TASK BRIEF> Below are the records; locate each line with the word "icon" and copy it.

GIVEN RECORDS>
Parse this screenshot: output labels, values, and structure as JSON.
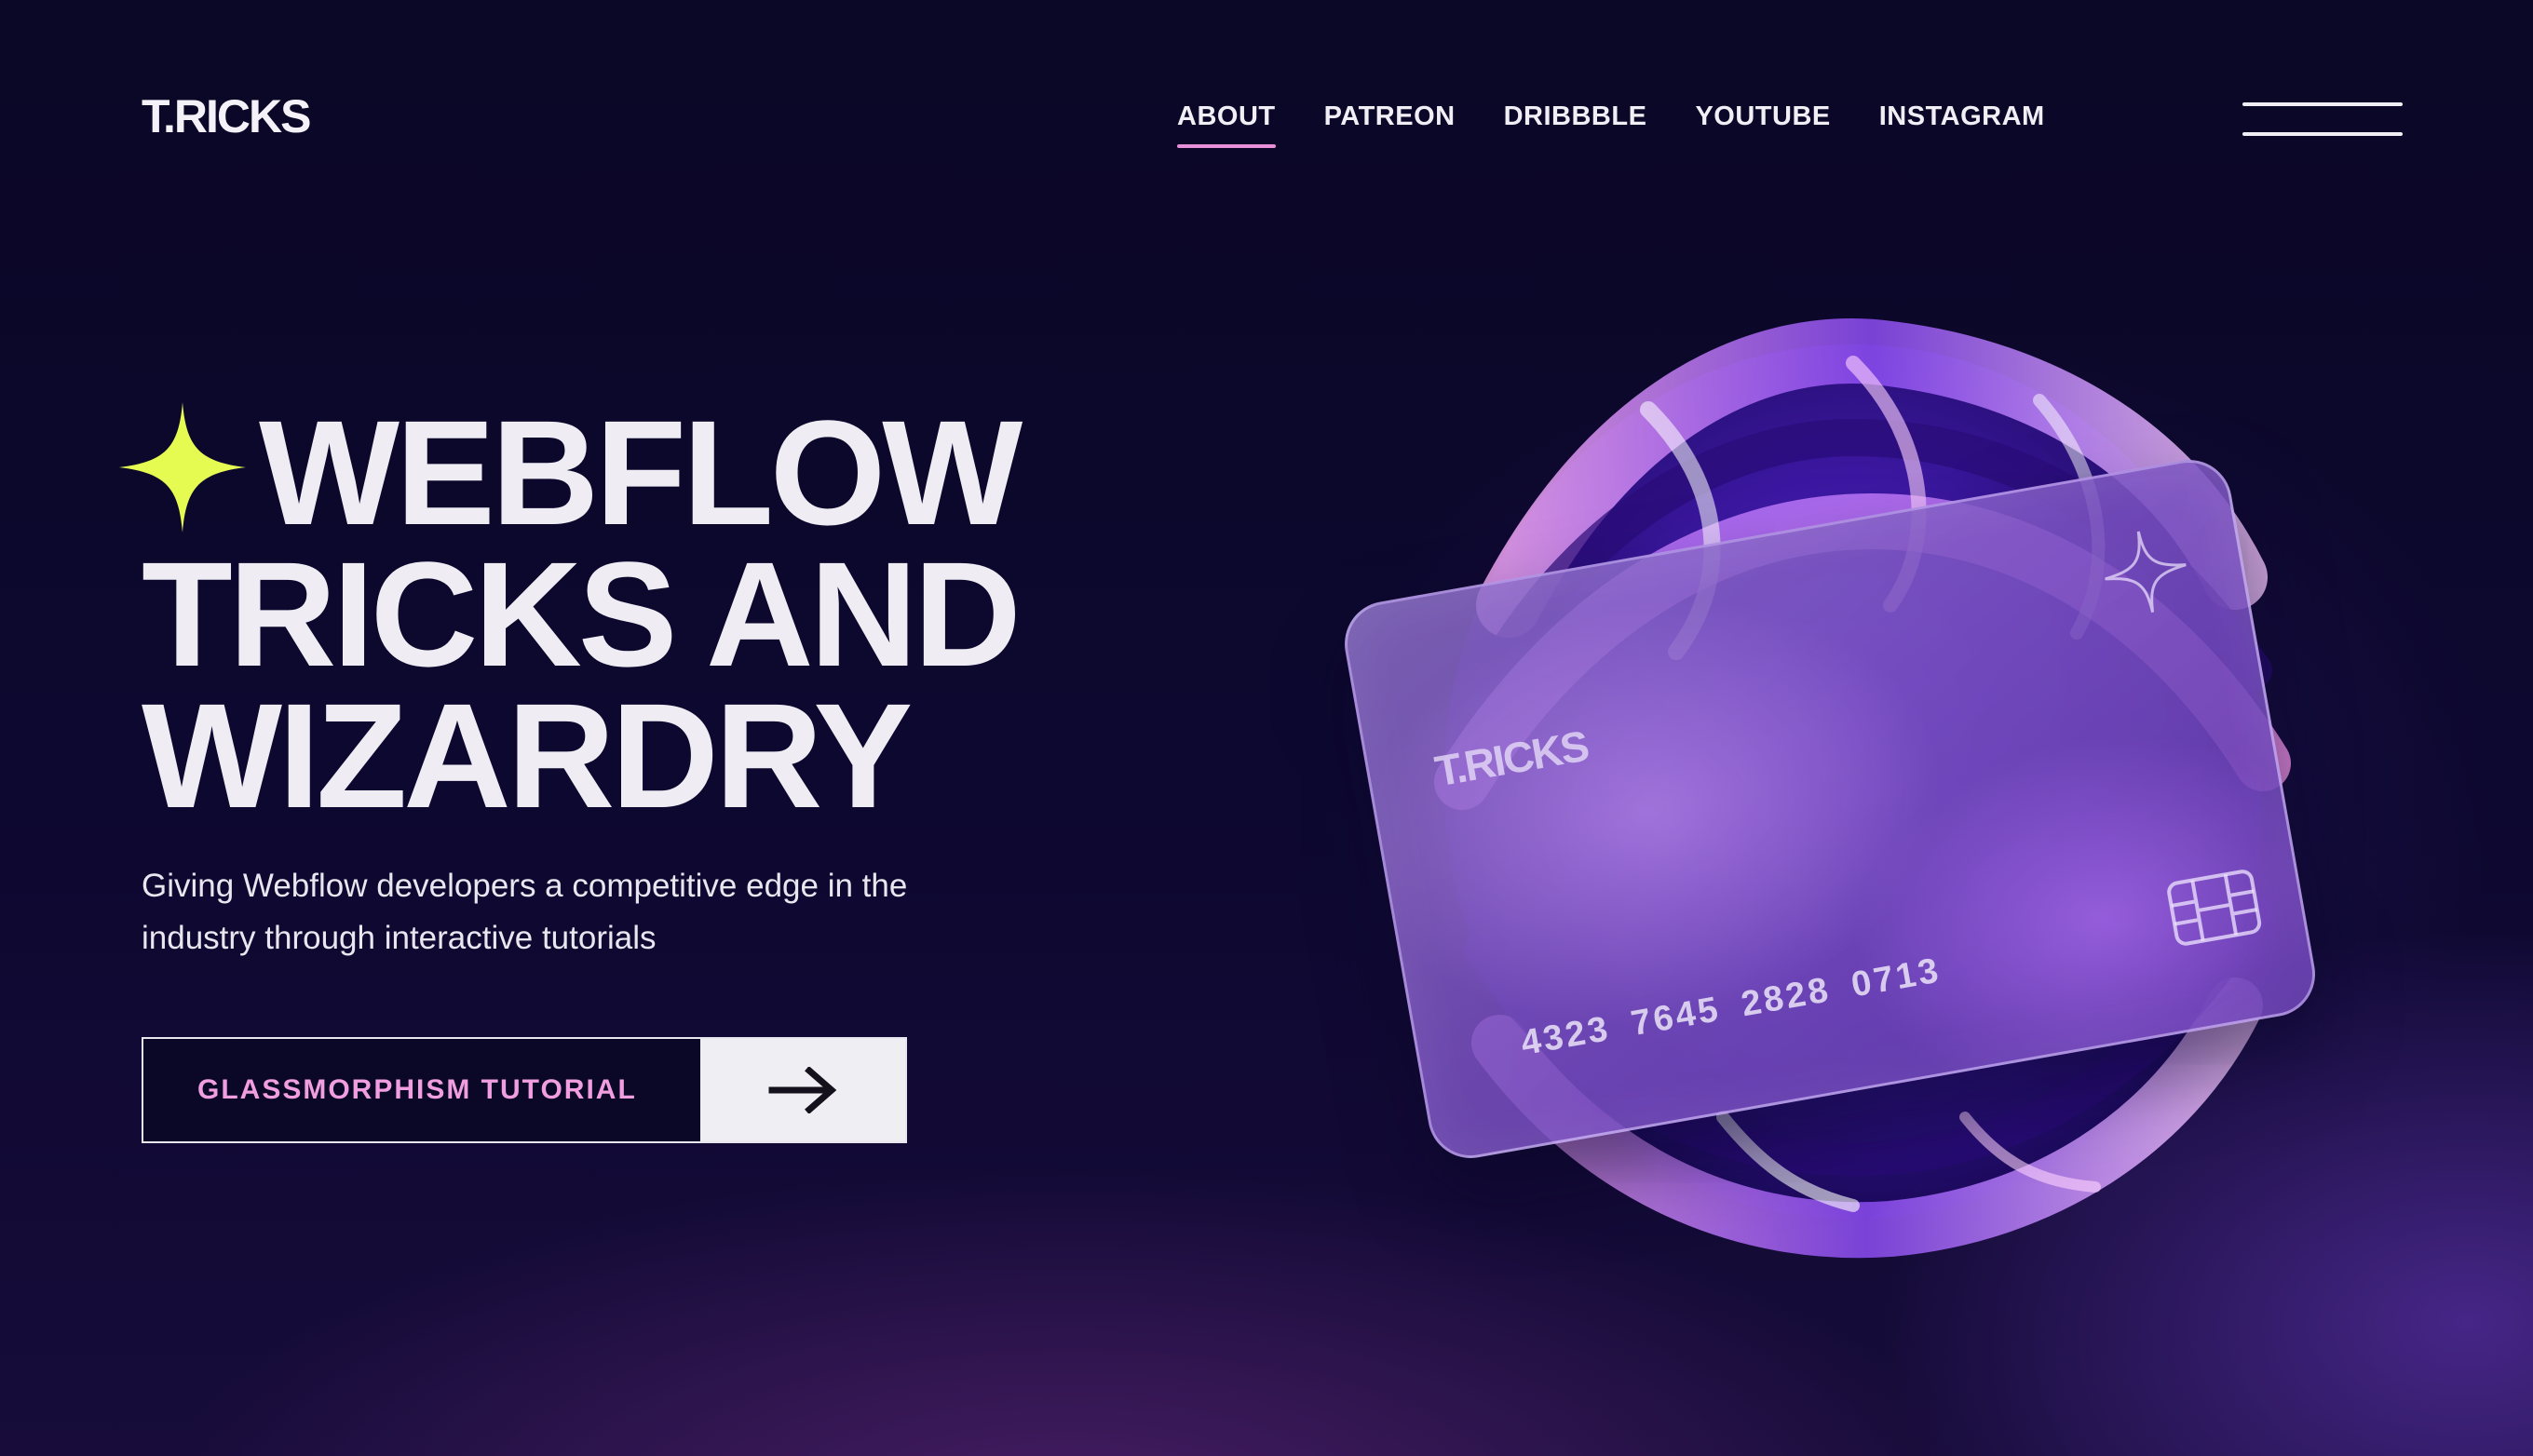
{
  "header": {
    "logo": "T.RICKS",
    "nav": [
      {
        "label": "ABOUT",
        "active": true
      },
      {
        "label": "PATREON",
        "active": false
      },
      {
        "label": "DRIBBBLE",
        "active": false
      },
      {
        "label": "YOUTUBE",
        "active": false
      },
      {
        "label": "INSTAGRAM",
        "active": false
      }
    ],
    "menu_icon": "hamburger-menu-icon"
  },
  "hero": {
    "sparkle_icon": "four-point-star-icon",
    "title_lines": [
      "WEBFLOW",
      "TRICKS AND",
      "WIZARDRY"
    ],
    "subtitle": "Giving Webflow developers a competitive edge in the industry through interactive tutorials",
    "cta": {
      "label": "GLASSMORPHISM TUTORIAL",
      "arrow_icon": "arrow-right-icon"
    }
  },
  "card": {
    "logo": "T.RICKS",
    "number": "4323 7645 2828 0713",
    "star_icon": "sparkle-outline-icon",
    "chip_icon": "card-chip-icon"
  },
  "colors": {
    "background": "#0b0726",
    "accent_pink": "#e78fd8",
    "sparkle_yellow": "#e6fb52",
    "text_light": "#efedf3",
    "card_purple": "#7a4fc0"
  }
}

RIGHT ANSWER>
    "menu_icon": "hamburger-menu-icon"
    "sparkle_icon": "four-point-star-icon",
      "arrow_icon": "arrow-right-icon"
    "star_icon": "sparkle-outline-icon",
    "chip_icon": "card-chip-icon"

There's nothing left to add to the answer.